═══ Excerpt ═══

Purpose of the Study:

  • To develop and characterize drug-loaded nanoparticles (NPs) as a model IAI formulation for early-stage OA.
  • To evaluate the lubricating properties of the developed NPs on artificial joint surfaces.
  • To assess the drug release profile and biocompatibility of the NP formulation.

Main Methods:

  • Celecoxib-loaded nanoparticles were prepared using a hybrid homogenization and solvent evaporation technique.
  • Nanoparticle characterization included hydrodynamic diameter and zeta potential measurements.
  • Lubrication was assessed using friction tests, Quartz Crystal Microbalance (QCM), and Atomic Force Microscopy (AFM).
  • Drug release kinetics and chondrocyte cytotoxicity were evaluated.

Main Results:

  • Nanoparticles exhibited hydrodynamic diameters around 200 nm and negative zeta potentials (~ -40 mV).

═══

Extract the part of the study summary between "Purpose of the" and "the NP formulation.", inclusive. Work from the study summary alone.

═══ Data for review ═══

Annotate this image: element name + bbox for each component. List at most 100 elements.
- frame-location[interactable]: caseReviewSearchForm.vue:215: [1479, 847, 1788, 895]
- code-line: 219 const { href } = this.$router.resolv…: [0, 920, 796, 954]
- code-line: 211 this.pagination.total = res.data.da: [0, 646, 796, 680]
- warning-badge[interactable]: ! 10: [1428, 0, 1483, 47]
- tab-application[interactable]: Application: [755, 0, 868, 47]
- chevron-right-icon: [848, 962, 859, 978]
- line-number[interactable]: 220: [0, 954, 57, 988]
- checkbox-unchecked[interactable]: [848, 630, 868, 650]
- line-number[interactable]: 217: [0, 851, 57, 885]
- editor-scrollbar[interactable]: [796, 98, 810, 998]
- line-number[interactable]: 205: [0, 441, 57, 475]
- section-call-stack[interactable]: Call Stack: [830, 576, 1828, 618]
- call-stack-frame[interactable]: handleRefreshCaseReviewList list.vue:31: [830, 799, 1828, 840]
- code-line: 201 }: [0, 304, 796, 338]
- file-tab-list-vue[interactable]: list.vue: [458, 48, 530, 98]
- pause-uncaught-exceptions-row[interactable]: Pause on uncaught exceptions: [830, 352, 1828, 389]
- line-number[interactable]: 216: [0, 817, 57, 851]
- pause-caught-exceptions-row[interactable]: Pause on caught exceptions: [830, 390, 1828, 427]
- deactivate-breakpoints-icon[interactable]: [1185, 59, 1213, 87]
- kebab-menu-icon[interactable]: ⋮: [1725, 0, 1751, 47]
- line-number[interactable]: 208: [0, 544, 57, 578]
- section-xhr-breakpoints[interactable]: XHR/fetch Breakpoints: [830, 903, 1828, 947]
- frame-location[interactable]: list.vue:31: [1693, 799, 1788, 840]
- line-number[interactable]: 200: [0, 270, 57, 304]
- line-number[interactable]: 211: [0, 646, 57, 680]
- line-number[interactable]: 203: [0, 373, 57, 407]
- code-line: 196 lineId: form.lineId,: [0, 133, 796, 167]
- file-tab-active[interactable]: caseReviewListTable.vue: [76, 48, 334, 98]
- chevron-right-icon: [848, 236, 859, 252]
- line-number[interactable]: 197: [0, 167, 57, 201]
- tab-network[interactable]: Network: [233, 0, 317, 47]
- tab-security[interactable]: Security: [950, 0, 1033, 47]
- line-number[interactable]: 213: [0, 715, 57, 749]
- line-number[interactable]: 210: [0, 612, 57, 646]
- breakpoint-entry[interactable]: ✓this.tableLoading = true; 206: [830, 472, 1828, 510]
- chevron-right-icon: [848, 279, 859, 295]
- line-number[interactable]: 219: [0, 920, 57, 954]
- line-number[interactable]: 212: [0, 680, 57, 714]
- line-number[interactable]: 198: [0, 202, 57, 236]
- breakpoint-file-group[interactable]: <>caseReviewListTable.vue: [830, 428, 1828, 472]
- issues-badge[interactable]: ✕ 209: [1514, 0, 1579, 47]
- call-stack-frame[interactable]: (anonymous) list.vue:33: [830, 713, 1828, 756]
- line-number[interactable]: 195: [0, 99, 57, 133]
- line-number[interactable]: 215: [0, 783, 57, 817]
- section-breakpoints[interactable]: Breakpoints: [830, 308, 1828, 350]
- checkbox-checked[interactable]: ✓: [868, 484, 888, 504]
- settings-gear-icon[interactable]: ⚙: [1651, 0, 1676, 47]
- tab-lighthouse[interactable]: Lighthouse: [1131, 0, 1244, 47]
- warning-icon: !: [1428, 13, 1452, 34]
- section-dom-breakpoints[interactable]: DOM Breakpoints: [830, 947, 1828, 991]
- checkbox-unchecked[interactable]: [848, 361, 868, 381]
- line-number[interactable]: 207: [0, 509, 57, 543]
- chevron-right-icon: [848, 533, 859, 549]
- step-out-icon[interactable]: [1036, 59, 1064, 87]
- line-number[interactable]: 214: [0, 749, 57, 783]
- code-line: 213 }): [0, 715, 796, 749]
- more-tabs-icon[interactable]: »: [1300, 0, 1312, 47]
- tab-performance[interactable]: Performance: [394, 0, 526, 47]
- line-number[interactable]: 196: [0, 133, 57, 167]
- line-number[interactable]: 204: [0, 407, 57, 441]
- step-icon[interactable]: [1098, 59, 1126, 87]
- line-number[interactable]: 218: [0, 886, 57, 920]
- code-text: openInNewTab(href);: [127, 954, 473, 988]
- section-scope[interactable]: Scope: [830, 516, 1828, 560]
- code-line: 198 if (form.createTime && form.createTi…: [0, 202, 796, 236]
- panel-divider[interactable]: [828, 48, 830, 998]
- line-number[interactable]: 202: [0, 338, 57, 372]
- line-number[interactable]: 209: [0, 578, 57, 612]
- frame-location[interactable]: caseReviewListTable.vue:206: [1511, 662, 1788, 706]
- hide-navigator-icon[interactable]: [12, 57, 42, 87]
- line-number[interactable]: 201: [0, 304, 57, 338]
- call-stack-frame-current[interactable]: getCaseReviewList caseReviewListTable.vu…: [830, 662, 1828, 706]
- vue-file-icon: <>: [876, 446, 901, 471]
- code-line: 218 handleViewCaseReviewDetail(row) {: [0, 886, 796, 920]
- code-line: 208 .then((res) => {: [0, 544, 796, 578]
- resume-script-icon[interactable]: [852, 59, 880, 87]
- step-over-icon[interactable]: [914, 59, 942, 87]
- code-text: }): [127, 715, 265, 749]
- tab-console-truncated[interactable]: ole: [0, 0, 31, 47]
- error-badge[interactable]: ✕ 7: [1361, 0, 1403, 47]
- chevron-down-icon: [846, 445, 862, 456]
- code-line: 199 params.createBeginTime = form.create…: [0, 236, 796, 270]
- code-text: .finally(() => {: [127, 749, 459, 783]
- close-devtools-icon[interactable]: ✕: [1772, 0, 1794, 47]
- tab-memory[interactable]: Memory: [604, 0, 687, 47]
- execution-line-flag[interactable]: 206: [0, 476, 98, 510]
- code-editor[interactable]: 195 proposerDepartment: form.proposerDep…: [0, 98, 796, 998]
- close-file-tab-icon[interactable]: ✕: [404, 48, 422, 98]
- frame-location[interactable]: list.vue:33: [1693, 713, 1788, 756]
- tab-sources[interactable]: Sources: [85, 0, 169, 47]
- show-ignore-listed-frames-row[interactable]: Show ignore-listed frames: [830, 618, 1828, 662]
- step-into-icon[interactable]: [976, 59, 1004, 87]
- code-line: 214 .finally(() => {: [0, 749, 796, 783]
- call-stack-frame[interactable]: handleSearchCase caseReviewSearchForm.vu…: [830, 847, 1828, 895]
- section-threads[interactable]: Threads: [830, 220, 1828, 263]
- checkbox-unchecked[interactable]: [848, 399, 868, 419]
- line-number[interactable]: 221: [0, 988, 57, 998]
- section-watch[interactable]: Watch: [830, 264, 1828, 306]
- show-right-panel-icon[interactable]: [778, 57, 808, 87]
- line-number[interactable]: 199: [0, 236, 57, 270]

═══

Completed task:
Purpose of the Study:

  • To develop and characterize drug-loaded nanoparticles (NPs) as a model IAI formulation for early-stage OA.
  • To evaluate the lubricating properties of the developed NPs on artificial joint surfaces.
  • To assess the drug release profile and biocompatibility of the NP formulation.